YOUR OBJECTIVE:
Below is a listing to write out in full, exactly as given, without its pictures.

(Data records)
------------------------------------------------------------

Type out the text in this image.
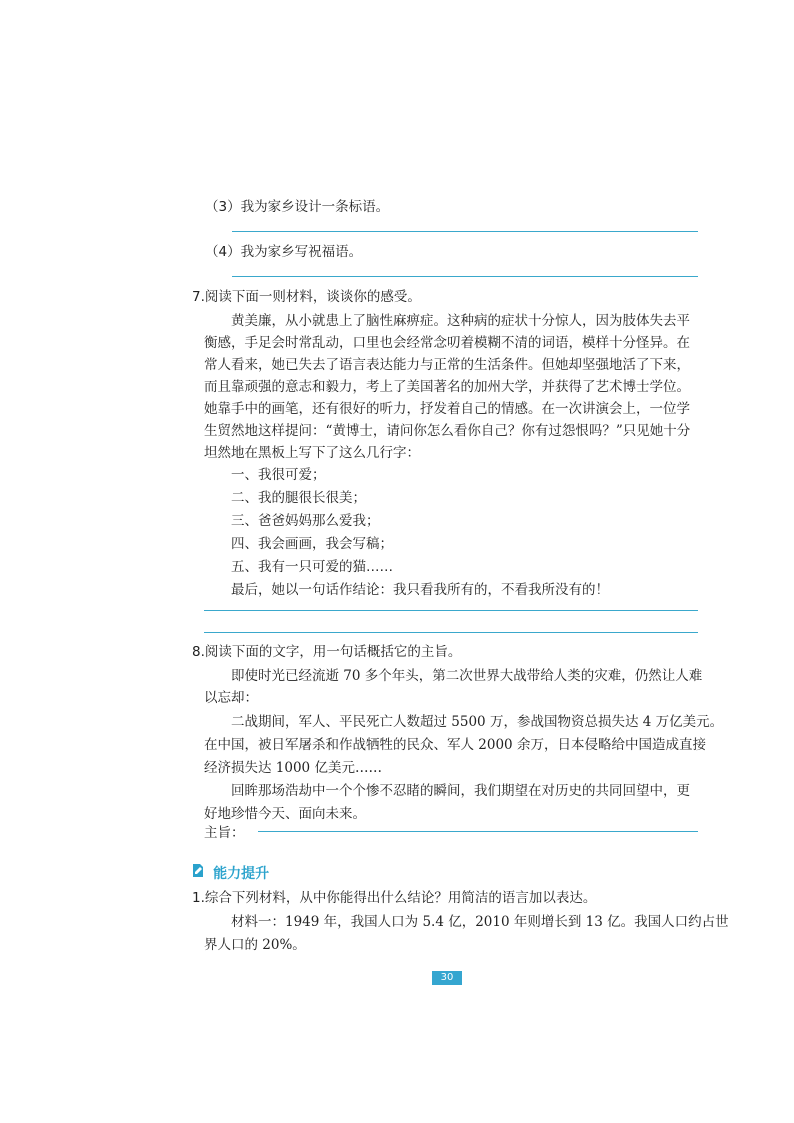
（3）我为家乡设计一条标语。
（4）我为家乡写祝福语。
7.阅读下面一则材料，谈谈你的感受。
黄美廉，从小就患上了脑性麻痹症。这种病的症状十分惊人，因为肢体失去平
衡感，手足会时常乱动，口里也会经常念叨着模糊不清的词语，模样十分怪异。在
常人看来，她已失去了语言表达能力与正常的生活条件。但她却坚强地活了下来，
而且靠顽强的意志和毅力，考上了美国著名的加州大学，并获得了艺术博士学位。
她靠手中的画笔，还有很好的听力，抒发着自己的情感。在一次讲演会上，一位学
生贸然地这样提问：“黄博士，请问你怎么看你自己？你有过怨恨吗？”只见她十分
坦然地在黑板上写下了这么几行字：
一、我很可爱；
二、我的腿很长很美；
三、爸爸妈妈那么爱我；
四、我会画画，我会写稿；
五、我有一只可爱的猫……
最后，她以一句话作结论：我只看我所有的，不看我所没有的！
8.阅读下面的文字，用一句话概括它的主旨。
即使时光已经流逝 70 多个年头，第二次世界大战带给人类的灾难，仍然让人难
以忘却：
二战期间，军人、平民死亡人数超过 5500 万，参战国物资总损失达 4 万亿美元。
在中国，被日军屠杀和作战牺牲的民众、军人 2000 余万，日本侵略给中国造成直接
经济损失达 1000 亿美元……
回眸那场浩劫中一个个惨不忍睹的瞬间，我们期望在对历史的共同回望中，更
好地珍惜今天、面向未来。
主旨：
能力提升
1.综合下列材料，从中你能得出什么结论？用简洁的语言加以表达。
材料一：1949 年，我国人口为 5.4 亿，2010 年则增长到 13 亿。我国人口约占世
界人口的 20%。
30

------------------------------------------------------------

THE OUTPUT:
Type out the text in this image.
（3）我为家乡设计一条标语。
（4）我为家乡写祝福语。
7.阅读下面一则材料，谈谈你的感受。
黄美廉，从小就患上了脑性麻痹症。这种病的症状十分惊人，因为肢体失去平
衡感，手足会时常乱动，口里也会经常念叨着模糊不清的词语，模样十分怪异。在
常人看来，她已失去了语言表达能力与正常的生活条件。但她却坚强地活了下来，
而且靠顽强的意志和毅力，考上了美国著名的加州大学，并获得了艺术博士学位。
她靠手中的画笔，还有很好的听力，抒发着自己的情感。在一次讲演会上，一位学
生贸然地这样提问：“黄博士，请问你怎么看你自己？你有过怨恨吗？”只见她十分
坦然地在黑板上写下了这么几行字：
一、我很可爱；
二、我的腿很长很美；
三、爸爸妈妈那么爱我；
四、我会画画，我会写稿；
五、我有一只可爱的猫……
最后，她以一句话作结论：我只看我所有的，不看我所没有的！
8.阅读下面的文字，用一句话概括它的主旨。
即使时光已经流逝 70 多个年头，第二次世界大战带给人类的灾难，仍然让人难
以忘却：
二战期间，军人、平民死亡人数超过 5500 万，参战国物资总损失达 4 万亿美元。
在中国，被日军屠杀和作战牺牲的民众、军人 2000 余万，日本侵略给中国造成直接
经济损失达 1000 亿美元……
回眸那场浩劫中一个个惨不忍睹的瞬间，我们期望在对历史的共同回望中，更
好地珍惜今天、面向未来。
主旨：
能力提升
1.综合下列材料，从中你能得出什么结论？用简洁的语言加以表达。
材料一：1949 年，我国人口为 5.4 亿，2010 年则增长到 13 亿。我国人口约占世
界人口的 20%。
30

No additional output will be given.